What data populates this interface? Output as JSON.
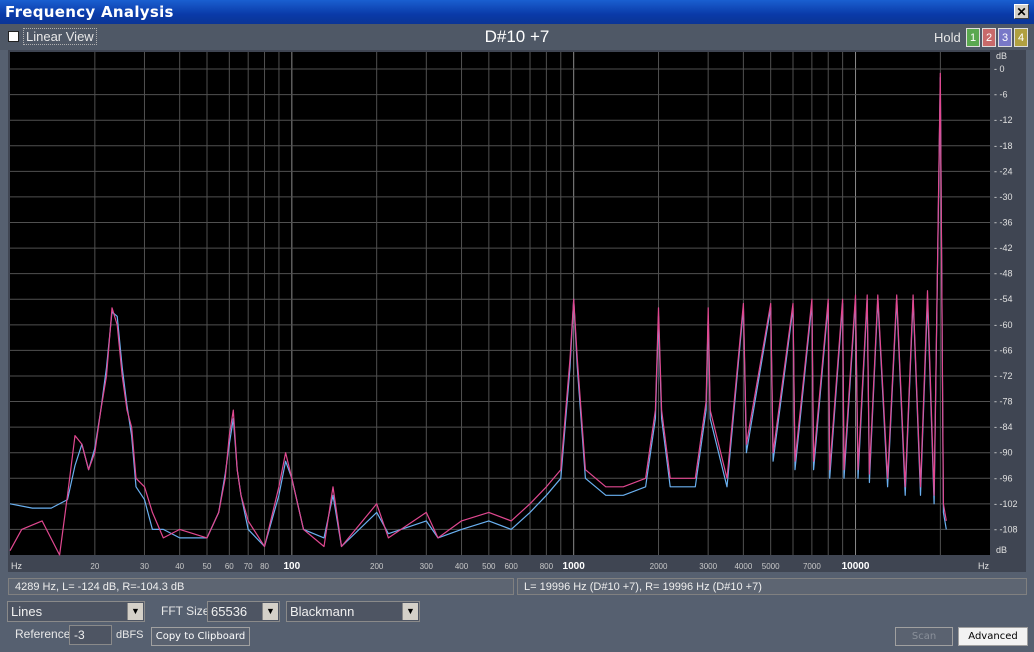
{
  "window": {
    "title": "Frequency Analysis",
    "close_glyph": "✕"
  },
  "toolbar": {
    "linear_view_label": "Linear View",
    "linear_view_checked": false,
    "note_display": "D#10 +7",
    "hold_label": "Hold",
    "hold_buttons": [
      {
        "label": "1",
        "color": "#5aa850"
      },
      {
        "label": "2",
        "color": "#c86a6a"
      },
      {
        "label": "3",
        "color": "#7878c8"
      },
      {
        "label": "4",
        "color": "#b0a040"
      }
    ]
  },
  "chart_data": {
    "type": "line",
    "x_scale": "log",
    "xlim": [
      10,
      30000
    ],
    "ylim": [
      -114,
      4
    ],
    "grid": true,
    "x_unit_label_left": "Hz",
    "x_unit_label_right": "Hz",
    "y_unit_label": "dB",
    "x_ticks": [
      {
        "v": 20,
        "label": "20",
        "major": false
      },
      {
        "v": 30,
        "label": "30",
        "major": false
      },
      {
        "v": 40,
        "label": "40",
        "major": false
      },
      {
        "v": 50,
        "label": "50",
        "major": false
      },
      {
        "v": 60,
        "label": "60",
        "major": false
      },
      {
        "v": 70,
        "label": "70",
        "major": false
      },
      {
        "v": 80,
        "label": "80",
        "major": false
      },
      {
        "v": 100,
        "label": "100",
        "major": true
      },
      {
        "v": 200,
        "label": "200",
        "major": false
      },
      {
        "v": 300,
        "label": "300",
        "major": false
      },
      {
        "v": 400,
        "label": "400",
        "major": false
      },
      {
        "v": 500,
        "label": "500",
        "major": false
      },
      {
        "v": 600,
        "label": "600",
        "major": false
      },
      {
        "v": 800,
        "label": "800",
        "major": false
      },
      {
        "v": 1000,
        "label": "1000",
        "major": true
      },
      {
        "v": 2000,
        "label": "2000",
        "major": false
      },
      {
        "v": 3000,
        "label": "3000",
        "major": false
      },
      {
        "v": 4000,
        "label": "4000",
        "major": false
      },
      {
        "v": 5000,
        "label": "5000",
        "major": false
      },
      {
        "v": 7000,
        "label": "7000",
        "major": false
      },
      {
        "v": 10000,
        "label": "10000",
        "major": true
      }
    ],
    "y_ticks": [
      0,
      -6,
      -12,
      -18,
      -24,
      -30,
      -36,
      -42,
      -48,
      -54,
      -60,
      -66,
      -72,
      -78,
      -84,
      -90,
      -96,
      -102,
      -108
    ],
    "series": [
      {
        "color": "#6ab0f0",
        "points": [
          [
            10,
            -102
          ],
          [
            12,
            -103
          ],
          [
            14,
            -103
          ],
          [
            16,
            -101
          ],
          [
            17,
            -93
          ],
          [
            18,
            -88
          ],
          [
            19,
            -94
          ],
          [
            20,
            -89
          ],
          [
            21,
            -80
          ],
          [
            22,
            -70
          ],
          [
            23,
            -57
          ],
          [
            24,
            -58
          ],
          [
            25,
            -70
          ],
          [
            26,
            -79
          ],
          [
            27,
            -86
          ],
          [
            28,
            -98
          ],
          [
            30,
            -101
          ],
          [
            32,
            -108
          ],
          [
            35,
            -108
          ],
          [
            40,
            -110
          ],
          [
            50,
            -110
          ],
          [
            55,
            -104
          ],
          [
            58,
            -95
          ],
          [
            60,
            -88
          ],
          [
            62,
            -82
          ],
          [
            64,
            -94
          ],
          [
            66,
            -100
          ],
          [
            70,
            -108
          ],
          [
            80,
            -112
          ],
          [
            90,
            -100
          ],
          [
            95,
            -92
          ],
          [
            100,
            -96
          ],
          [
            110,
            -108
          ],
          [
            130,
            -110
          ],
          [
            140,
            -100
          ],
          [
            150,
            -112
          ],
          [
            200,
            -104
          ],
          [
            220,
            -109
          ],
          [
            300,
            -106
          ],
          [
            330,
            -110
          ],
          [
            400,
            -108
          ],
          [
            500,
            -106
          ],
          [
            600,
            -108
          ],
          [
            700,
            -104
          ],
          [
            800,
            -100
          ],
          [
            900,
            -96
          ],
          [
            970,
            -70
          ],
          [
            1000,
            -54
          ],
          [
            1030,
            -70
          ],
          [
            1100,
            -96
          ],
          [
            1300,
            -100
          ],
          [
            1500,
            -100
          ],
          [
            1800,
            -98
          ],
          [
            1950,
            -82
          ],
          [
            2000,
            -58
          ],
          [
            2050,
            -82
          ],
          [
            2200,
            -98
          ],
          [
            2700,
            -98
          ],
          [
            2950,
            -80
          ],
          [
            3000,
            -58
          ],
          [
            3050,
            -82
          ],
          [
            3500,
            -98
          ],
          [
            4000,
            -56
          ],
          [
            4100,
            -90
          ],
          [
            5000,
            -56
          ],
          [
            5100,
            -92
          ],
          [
            6000,
            -56
          ],
          [
            6100,
            -94
          ],
          [
            7000,
            -55
          ],
          [
            7100,
            -94
          ],
          [
            8000,
            -55
          ],
          [
            8100,
            -96
          ],
          [
            9000,
            -55
          ],
          [
            9100,
            -96
          ],
          [
            10000,
            -54
          ],
          [
            10200,
            -96
          ],
          [
            11000,
            -54
          ],
          [
            11200,
            -97
          ],
          [
            12000,
            -54
          ],
          [
            13000,
            -98
          ],
          [
            14000,
            -54
          ],
          [
            15000,
            -100
          ],
          [
            16000,
            -54
          ],
          [
            17000,
            -100
          ],
          [
            18000,
            -54
          ],
          [
            19000,
            -102
          ],
          [
            19996,
            -2
          ],
          [
            20500,
            -104
          ],
          [
            21000,
            -108
          ]
        ]
      },
      {
        "color": "#e04890",
        "points": [
          [
            10,
            -113
          ],
          [
            11,
            -108
          ],
          [
            13,
            -106
          ],
          [
            15,
            -114
          ],
          [
            16,
            -100
          ],
          [
            17,
            -86
          ],
          [
            18,
            -88
          ],
          [
            19,
            -94
          ],
          [
            20,
            -90
          ],
          [
            21,
            -80
          ],
          [
            22,
            -72
          ],
          [
            23,
            -56
          ],
          [
            24,
            -60
          ],
          [
            25,
            -72
          ],
          [
            26,
            -80
          ],
          [
            27,
            -84
          ],
          [
            28,
            -96
          ],
          [
            30,
            -98
          ],
          [
            32,
            -104
          ],
          [
            35,
            -110
          ],
          [
            40,
            -108
          ],
          [
            50,
            -110
          ],
          [
            55,
            -104
          ],
          [
            58,
            -96
          ],
          [
            60,
            -86
          ],
          [
            62,
            -80
          ],
          [
            64,
            -94
          ],
          [
            66,
            -100
          ],
          [
            70,
            -106
          ],
          [
            80,
            -112
          ],
          [
            90,
            -98
          ],
          [
            95,
            -90
          ],
          [
            100,
            -96
          ],
          [
            110,
            -108
          ],
          [
            130,
            -112
          ],
          [
            140,
            -98
          ],
          [
            150,
            -112
          ],
          [
            200,
            -102
          ],
          [
            220,
            -110
          ],
          [
            300,
            -104
          ],
          [
            330,
            -110
          ],
          [
            400,
            -106
          ],
          [
            500,
            -104
          ],
          [
            600,
            -106
          ],
          [
            700,
            -102
          ],
          [
            800,
            -98
          ],
          [
            900,
            -94
          ],
          [
            970,
            -68
          ],
          [
            1000,
            -54
          ],
          [
            1030,
            -68
          ],
          [
            1100,
            -94
          ],
          [
            1300,
            -98
          ],
          [
            1500,
            -98
          ],
          [
            1800,
            -96
          ],
          [
            1950,
            -80
          ],
          [
            2000,
            -56
          ],
          [
            2050,
            -80
          ],
          [
            2200,
            -96
          ],
          [
            2700,
            -96
          ],
          [
            2950,
            -78
          ],
          [
            3000,
            -56
          ],
          [
            3050,
            -80
          ],
          [
            3500,
            -96
          ],
          [
            4000,
            -55
          ],
          [
            4100,
            -88
          ],
          [
            5000,
            -55
          ],
          [
            5100,
            -90
          ],
          [
            6000,
            -55
          ],
          [
            6100,
            -92
          ],
          [
            7000,
            -54
          ],
          [
            7100,
            -92
          ],
          [
            8000,
            -54
          ],
          [
            8100,
            -94
          ],
          [
            9000,
            -54
          ],
          [
            9100,
            -94
          ],
          [
            10000,
            -53
          ],
          [
            10200,
            -94
          ],
          [
            11000,
            -53
          ],
          [
            11200,
            -95
          ],
          [
            12000,
            -53
          ],
          [
            13000,
            -96
          ],
          [
            14000,
            -53
          ],
          [
            15000,
            -98
          ],
          [
            16000,
            -53
          ],
          [
            17000,
            -98
          ],
          [
            18000,
            -52
          ],
          [
            19000,
            -100
          ],
          [
            19996,
            -1
          ],
          [
            20500,
            -102
          ],
          [
            21000,
            -106
          ]
        ]
      }
    ]
  },
  "status": {
    "left": "4289 Hz, L=  -124 dB, R=-104.3 dB",
    "right": "L=  19996 Hz (D#10 +7), R=  19996 Hz (D#10 +7)"
  },
  "controls": {
    "display_mode": "Lines",
    "fft_size_label": "FFT Size",
    "fft_size": "65536",
    "window_function": "Blackmann",
    "reference_label": "Reference",
    "reference_value": "-3",
    "reference_unit": "dBFS",
    "copy_button": "Copy to Clipboard",
    "scan_button": "Scan",
    "advanced_button": "Advanced"
  }
}
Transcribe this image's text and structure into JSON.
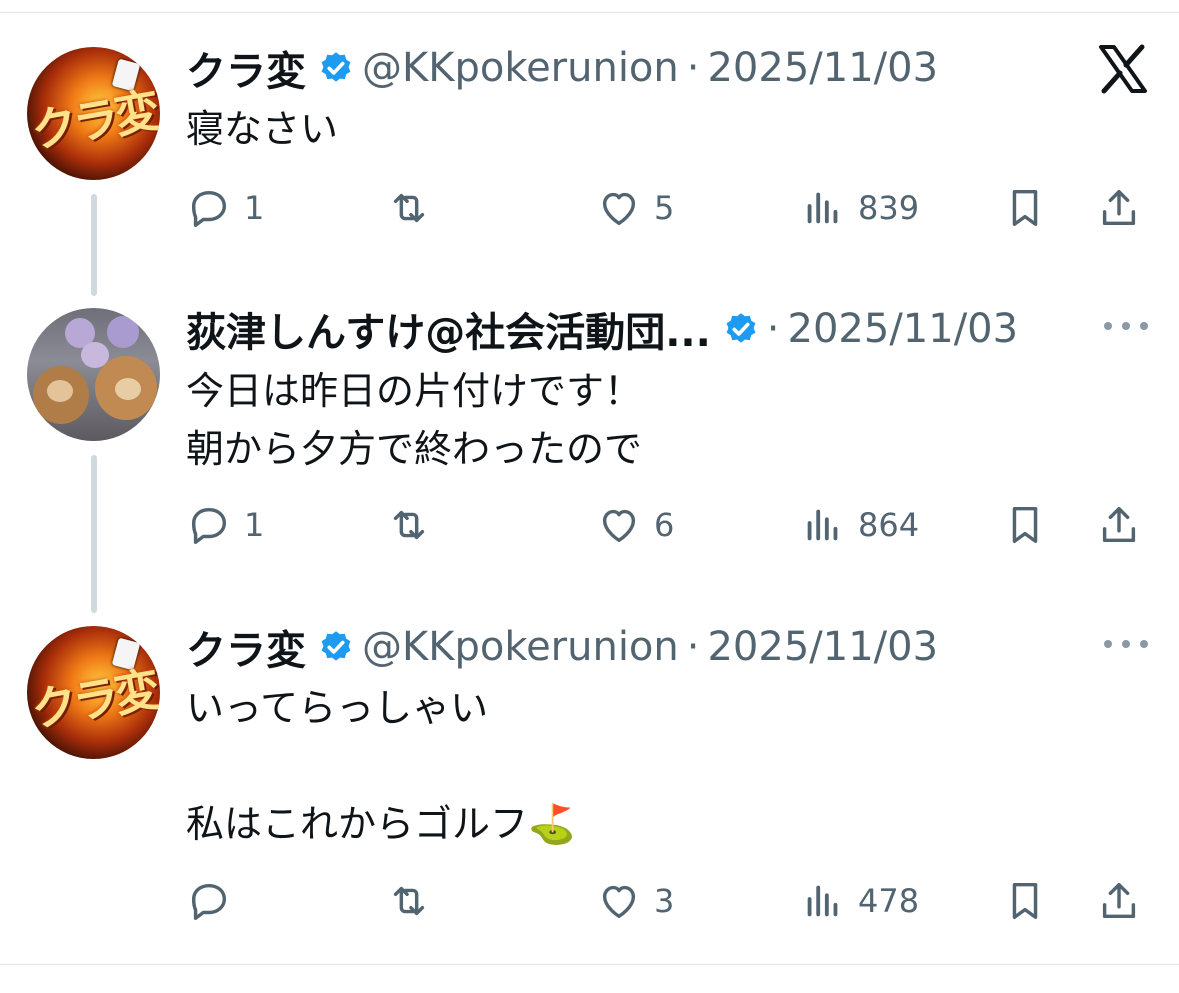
{
  "posts": [
    {
      "name": "クラ変",
      "handle": "@KKpokerunion",
      "separator": "·",
      "date": "2025/11/03",
      "text": "寝なさい",
      "avatar_text": "クラ変",
      "stats": {
        "replies": "1",
        "reposts": "",
        "likes": "5",
        "views": "839"
      }
    },
    {
      "name": "荻津しんすけ@社会活動団...",
      "handle": "",
      "separator": "·",
      "date": "2025/11/03",
      "text": "今日は昨日の片付けです！\n朝から夕方で終わったので",
      "stats": {
        "replies": "1",
        "reposts": "",
        "likes": "6",
        "views": "864"
      }
    },
    {
      "name": "クラ変",
      "handle": "@KKpokerunion",
      "separator": "·",
      "date": "2025/11/03",
      "text": "いってらっしゃい\n\n私はこれからゴルフ⛳",
      "avatar_text": "クラ変",
      "stats": {
        "replies": "",
        "reposts": "",
        "likes": "3",
        "views": "478"
      }
    }
  ],
  "icons": {
    "reply": "reply-icon",
    "repost": "repost-icon",
    "like": "heart-icon",
    "views": "views-icon",
    "bookmark": "bookmark-icon",
    "share": "share-icon",
    "verified": "verified-badge-icon",
    "brand": "x-logo-icon",
    "more": "more-icon"
  },
  "colors": {
    "text": "#0f1419",
    "muted": "#536471",
    "verified": "#1d9bf0",
    "thread_line": "#cfd9de"
  }
}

**WORK REQUIRED**
Search the listing for the word "verified" and return each line that holds it.

**EXERCISE SOLUTION**
    "verified": "verified-badge-icon",
    "verified": "#1d9bf0",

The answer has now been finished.